MessageLabs’ response
Hong Kong Consultation Paper
on the Proposal
to contain the problem of
Unsolicited Electronic Messages.
Submitted: 25 October 2004
Executive Summary
MessageLabs welcomes the opportunity to respond to this Hong Kong consultation paper. This response provides a technology vendor’s perspective on the spam problem on a global scale and on how to tackle spam – the way ahead.
MessageLabs is a leading global provider of internet security solutions and has maintained its Asia-Pacific base of operations in Hong Kong for the past four years.
To put the legislative process into perspective, MesageLabs has turned to what other countries around the world are doing to combat spam to provide examples and a framework for this response.
Currently, in the Asia-Pacific region, Australia, Korea and Japan have adopted some form of anti-spam legislation. The Australian legislation has been critically acclaimed as the strongest globally.
Outside of Asia Pacific, the EU spam legislation was enacted in December 2003 and is open to interpretation (legal and otherwise). However, not all EU countries have yet adopted it (although they are legally obliged to do so), the implementation is patchy, and areas of cross-border jurisdiction are not yet clearly defined.
The US spam legislation was enacted in January 2004 – the CAN SPAM Act. It was designed to regulate an otherwise unregulated industry and intended to prevent fraudulent and misleading spam sent illegally.
MessageLabs believes that legislation alone is unlikely to ease the spam epidemic. A legal framework is only part of an overall solution and requires international cooperation and enforcement.
The primary advantage of properly considered and enforced legislation is that it will make spamming less appealing, more difficult to operate and therefore less profitable.
The majority of recent legal actions in US exercised existing legislation to combat fraudulent or deceptive practices, rather than the CAN-SPAM Act. A balance between “Locks”vs. “Laws”is required, yet current legislation is only a starting point: there is the question of ‘opt-out vs. opt-in’ and there is the additional problem that most spam is now “dressed-up”to appear legitimate under opt-out laws.
Even with the introduction of legislation, spam will not simply go away, and each of these recent measures will need time to settle as they are implemented and proven over time. It is possible to manage an anti-spam solution internally for the short-term, but this requires that the administrator of that system to be able to respond quickly and accurately to new spammer tricks and techniques.
Gradually, users may notice a decline in spam reaching their inboxes, but huge volumes are still being delivered to the email gateway in order to be filtered. These bandwidth costs, and the impact of running email servers at increasingly high tolerance thresholds are only likely to increase problems in the fullness of time.
Spammers are already finding new ways to circumvent the statistical filtering methods, and as we have already seen, they are becoming more sophisticated. As this level of sophistication improves, the only way to combat the problem will be to employ a combined approach to combating spam.

◆ Challenge 1 ◆
In the spam consultation text, change "Asia-Pacific" to "Pacific Rim" in the passage starting with "Submitted: 25 October" and going on through "the strongest globally.", and give that passage in full.
The spam consultation text and the rows after it have no connection to each other.

◆ Data records ◆
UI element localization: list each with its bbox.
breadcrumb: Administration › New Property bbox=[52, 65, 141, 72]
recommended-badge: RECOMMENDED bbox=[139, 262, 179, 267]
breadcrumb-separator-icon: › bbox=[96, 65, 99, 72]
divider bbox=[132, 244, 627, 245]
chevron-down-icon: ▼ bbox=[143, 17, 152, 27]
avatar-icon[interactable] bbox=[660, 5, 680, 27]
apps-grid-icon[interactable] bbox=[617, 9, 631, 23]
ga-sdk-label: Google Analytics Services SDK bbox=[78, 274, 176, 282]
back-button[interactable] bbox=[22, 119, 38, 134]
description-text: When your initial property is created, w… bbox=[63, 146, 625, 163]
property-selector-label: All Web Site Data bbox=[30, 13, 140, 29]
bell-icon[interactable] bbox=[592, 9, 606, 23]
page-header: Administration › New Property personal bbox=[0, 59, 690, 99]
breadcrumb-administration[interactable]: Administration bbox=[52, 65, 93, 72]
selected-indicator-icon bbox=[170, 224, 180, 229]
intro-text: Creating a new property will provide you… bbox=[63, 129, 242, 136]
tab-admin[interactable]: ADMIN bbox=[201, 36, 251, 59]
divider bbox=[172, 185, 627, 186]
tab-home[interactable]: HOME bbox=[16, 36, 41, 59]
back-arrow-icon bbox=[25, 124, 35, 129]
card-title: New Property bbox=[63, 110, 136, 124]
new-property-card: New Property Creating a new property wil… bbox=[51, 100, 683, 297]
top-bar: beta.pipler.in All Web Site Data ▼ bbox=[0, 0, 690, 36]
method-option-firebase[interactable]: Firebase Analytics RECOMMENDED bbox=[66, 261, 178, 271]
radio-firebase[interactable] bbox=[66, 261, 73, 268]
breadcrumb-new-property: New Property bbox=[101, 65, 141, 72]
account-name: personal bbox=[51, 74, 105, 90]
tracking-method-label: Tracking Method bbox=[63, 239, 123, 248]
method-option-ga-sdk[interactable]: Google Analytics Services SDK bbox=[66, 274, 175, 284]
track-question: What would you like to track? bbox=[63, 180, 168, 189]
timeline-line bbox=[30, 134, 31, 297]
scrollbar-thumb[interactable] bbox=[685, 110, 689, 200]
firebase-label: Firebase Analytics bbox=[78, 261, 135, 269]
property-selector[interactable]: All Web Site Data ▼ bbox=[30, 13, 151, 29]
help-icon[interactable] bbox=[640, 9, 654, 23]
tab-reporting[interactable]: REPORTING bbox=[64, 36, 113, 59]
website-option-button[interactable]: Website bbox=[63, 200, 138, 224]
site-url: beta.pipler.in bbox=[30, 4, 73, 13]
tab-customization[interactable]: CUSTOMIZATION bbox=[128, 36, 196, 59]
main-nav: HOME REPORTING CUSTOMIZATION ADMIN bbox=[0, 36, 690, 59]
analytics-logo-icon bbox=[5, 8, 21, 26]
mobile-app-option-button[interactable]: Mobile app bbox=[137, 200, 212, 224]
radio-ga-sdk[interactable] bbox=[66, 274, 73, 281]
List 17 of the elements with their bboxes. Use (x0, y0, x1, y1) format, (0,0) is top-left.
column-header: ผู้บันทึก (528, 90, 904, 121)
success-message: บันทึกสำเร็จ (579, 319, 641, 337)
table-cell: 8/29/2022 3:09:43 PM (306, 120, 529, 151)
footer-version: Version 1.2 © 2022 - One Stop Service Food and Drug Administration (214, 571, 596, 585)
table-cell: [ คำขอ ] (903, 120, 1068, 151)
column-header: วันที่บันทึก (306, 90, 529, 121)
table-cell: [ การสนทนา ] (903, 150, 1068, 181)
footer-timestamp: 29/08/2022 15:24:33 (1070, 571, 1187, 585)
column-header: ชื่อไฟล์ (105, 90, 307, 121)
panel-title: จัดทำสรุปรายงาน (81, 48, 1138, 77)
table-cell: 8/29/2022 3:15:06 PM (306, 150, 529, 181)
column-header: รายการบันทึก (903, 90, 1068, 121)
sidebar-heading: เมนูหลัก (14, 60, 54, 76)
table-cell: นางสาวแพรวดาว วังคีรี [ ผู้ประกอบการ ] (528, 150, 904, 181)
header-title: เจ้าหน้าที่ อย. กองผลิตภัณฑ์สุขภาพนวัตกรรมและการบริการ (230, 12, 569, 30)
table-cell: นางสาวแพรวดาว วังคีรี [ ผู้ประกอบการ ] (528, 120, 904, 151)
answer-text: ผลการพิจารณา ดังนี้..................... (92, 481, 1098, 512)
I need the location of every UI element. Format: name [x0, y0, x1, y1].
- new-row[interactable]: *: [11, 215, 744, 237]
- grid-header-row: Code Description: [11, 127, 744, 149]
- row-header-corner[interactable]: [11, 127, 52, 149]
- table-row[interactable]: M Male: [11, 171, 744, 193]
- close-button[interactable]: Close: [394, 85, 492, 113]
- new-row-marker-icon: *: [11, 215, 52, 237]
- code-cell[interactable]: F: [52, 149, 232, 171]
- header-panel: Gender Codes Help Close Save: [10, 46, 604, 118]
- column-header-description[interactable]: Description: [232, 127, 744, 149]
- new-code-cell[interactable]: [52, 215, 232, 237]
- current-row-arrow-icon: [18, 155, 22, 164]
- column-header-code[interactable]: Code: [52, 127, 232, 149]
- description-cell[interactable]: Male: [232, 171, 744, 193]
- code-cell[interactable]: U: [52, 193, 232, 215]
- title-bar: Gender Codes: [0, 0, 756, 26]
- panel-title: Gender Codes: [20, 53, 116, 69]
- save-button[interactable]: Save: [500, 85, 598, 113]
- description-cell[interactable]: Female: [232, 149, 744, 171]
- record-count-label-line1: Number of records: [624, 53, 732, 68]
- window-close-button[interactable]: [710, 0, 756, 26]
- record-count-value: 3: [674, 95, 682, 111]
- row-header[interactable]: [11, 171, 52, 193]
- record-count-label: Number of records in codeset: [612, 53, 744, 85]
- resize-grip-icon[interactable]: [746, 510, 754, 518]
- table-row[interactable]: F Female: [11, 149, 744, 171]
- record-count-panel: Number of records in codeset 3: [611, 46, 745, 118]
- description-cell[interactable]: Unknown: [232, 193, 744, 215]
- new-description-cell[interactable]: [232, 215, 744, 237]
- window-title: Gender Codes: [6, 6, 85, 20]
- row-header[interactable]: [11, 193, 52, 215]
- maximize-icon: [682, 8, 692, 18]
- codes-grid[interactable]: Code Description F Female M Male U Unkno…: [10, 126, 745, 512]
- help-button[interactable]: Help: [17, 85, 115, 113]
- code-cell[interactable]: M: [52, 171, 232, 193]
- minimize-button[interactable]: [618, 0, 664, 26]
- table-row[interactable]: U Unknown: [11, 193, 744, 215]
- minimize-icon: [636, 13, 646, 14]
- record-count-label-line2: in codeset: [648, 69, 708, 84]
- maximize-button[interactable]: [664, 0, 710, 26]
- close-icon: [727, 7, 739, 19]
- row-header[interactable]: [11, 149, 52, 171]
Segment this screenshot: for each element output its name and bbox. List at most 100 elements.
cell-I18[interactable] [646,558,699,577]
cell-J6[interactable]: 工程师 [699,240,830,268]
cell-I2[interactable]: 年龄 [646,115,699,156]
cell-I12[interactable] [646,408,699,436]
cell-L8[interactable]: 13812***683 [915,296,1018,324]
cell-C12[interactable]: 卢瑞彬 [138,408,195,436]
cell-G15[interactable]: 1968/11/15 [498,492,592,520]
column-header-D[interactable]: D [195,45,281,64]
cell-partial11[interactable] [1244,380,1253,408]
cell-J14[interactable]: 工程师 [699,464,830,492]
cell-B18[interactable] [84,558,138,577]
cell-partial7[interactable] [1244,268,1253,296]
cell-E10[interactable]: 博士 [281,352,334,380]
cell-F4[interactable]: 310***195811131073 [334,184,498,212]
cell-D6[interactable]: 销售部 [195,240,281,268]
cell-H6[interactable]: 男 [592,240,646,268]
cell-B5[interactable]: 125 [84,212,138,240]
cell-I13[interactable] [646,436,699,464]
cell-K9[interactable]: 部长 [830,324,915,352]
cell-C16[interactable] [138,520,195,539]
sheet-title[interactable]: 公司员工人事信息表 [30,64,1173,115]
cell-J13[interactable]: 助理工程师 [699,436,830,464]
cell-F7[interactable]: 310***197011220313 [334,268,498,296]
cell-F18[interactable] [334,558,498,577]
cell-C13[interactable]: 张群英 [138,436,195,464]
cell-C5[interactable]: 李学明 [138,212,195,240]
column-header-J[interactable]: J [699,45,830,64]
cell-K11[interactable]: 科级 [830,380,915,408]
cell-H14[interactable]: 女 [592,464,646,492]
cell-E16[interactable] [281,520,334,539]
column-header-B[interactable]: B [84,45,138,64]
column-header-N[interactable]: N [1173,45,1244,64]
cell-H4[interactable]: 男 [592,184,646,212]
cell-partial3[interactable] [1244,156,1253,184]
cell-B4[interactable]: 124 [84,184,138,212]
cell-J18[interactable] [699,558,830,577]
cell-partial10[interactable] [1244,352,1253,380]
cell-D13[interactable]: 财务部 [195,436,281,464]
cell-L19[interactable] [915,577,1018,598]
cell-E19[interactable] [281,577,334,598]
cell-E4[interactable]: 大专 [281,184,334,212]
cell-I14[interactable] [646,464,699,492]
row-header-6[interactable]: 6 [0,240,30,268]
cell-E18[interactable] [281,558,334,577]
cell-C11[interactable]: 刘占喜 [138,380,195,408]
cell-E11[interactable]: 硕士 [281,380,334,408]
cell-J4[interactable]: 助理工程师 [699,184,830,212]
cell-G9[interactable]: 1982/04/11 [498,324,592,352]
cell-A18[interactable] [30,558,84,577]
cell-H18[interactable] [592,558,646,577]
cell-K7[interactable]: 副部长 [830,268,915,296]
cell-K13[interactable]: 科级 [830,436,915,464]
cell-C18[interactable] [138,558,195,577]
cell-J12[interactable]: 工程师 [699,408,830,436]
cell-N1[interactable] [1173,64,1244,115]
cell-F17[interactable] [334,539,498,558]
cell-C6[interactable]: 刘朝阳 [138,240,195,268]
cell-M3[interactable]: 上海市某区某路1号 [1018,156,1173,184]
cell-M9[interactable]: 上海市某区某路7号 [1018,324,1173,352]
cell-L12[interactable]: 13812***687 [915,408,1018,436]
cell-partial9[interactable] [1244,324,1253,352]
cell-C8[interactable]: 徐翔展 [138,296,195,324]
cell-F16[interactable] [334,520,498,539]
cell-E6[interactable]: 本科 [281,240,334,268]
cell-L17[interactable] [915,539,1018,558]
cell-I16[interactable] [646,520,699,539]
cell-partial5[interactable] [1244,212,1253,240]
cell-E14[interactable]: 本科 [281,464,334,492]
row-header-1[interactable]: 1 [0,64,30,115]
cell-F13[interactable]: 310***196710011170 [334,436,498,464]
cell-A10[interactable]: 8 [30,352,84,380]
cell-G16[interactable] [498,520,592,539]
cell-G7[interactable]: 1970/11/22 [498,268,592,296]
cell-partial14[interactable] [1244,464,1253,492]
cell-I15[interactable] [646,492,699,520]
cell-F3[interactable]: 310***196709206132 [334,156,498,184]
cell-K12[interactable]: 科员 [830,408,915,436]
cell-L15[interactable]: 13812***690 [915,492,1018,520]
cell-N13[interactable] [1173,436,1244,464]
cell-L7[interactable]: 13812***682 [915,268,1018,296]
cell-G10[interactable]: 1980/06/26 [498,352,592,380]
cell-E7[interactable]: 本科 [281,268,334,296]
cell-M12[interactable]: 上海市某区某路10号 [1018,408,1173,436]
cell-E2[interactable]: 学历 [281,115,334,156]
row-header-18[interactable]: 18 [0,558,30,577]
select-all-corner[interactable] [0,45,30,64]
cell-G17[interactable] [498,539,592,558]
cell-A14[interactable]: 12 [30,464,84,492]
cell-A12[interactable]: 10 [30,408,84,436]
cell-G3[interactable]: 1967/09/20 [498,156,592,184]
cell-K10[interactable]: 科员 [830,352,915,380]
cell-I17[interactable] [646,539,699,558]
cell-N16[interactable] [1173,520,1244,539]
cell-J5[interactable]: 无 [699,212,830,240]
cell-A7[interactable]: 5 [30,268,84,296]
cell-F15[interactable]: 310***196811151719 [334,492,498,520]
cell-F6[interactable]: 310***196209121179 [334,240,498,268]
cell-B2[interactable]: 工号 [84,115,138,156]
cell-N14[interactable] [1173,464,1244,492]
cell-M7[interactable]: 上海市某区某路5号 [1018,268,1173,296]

◆ Challenge 2 ◆
Copy out word for word the rows starting with the first row and going on through the line with "apps-grid-icon[interactable] bbox=[617, 9, 631, 23]", including that line.

◆ Right answer 1 ◆
Submitted: 25 October 2004
Executive Summary
MessageLabs welcomes the opportunity to respond to this Hong Kong consultation paper. This response provides a technology vendor’s perspective on the spam problem on a global scale and on how to tackle spam – the way ahead.
MessageLabs is a leading global provider of internet security solutions and has maintained its Pacific Rim base of operations in Hong Kong for the past four years.
To put the legislative process into perspective, MesageLabs has turned to what other countries around the world are doing to combat spam to provide examples and a framework for this response.
Currently, in the Pacific Rim region, Australia, Korea and Japan have adopted some form of anti-spam legislation. The Australian legislation has been critically acclaimed as the strongest globally.

◆ Right answer 2 ◆
UI element localization: list each with its bbox.
breadcrumb: Administration › New Property bbox=[52, 65, 141, 72]
recommended-badge: RECOMMENDED bbox=[139, 262, 179, 267]
breadcrumb-separator-icon: › bbox=[96, 65, 99, 72]
divider bbox=[132, 244, 627, 245]
chevron-down-icon: ▼ bbox=[143, 17, 152, 27]
avatar-icon[interactable] bbox=[660, 5, 680, 27]
apps-grid-icon[interactable] bbox=[617, 9, 631, 23]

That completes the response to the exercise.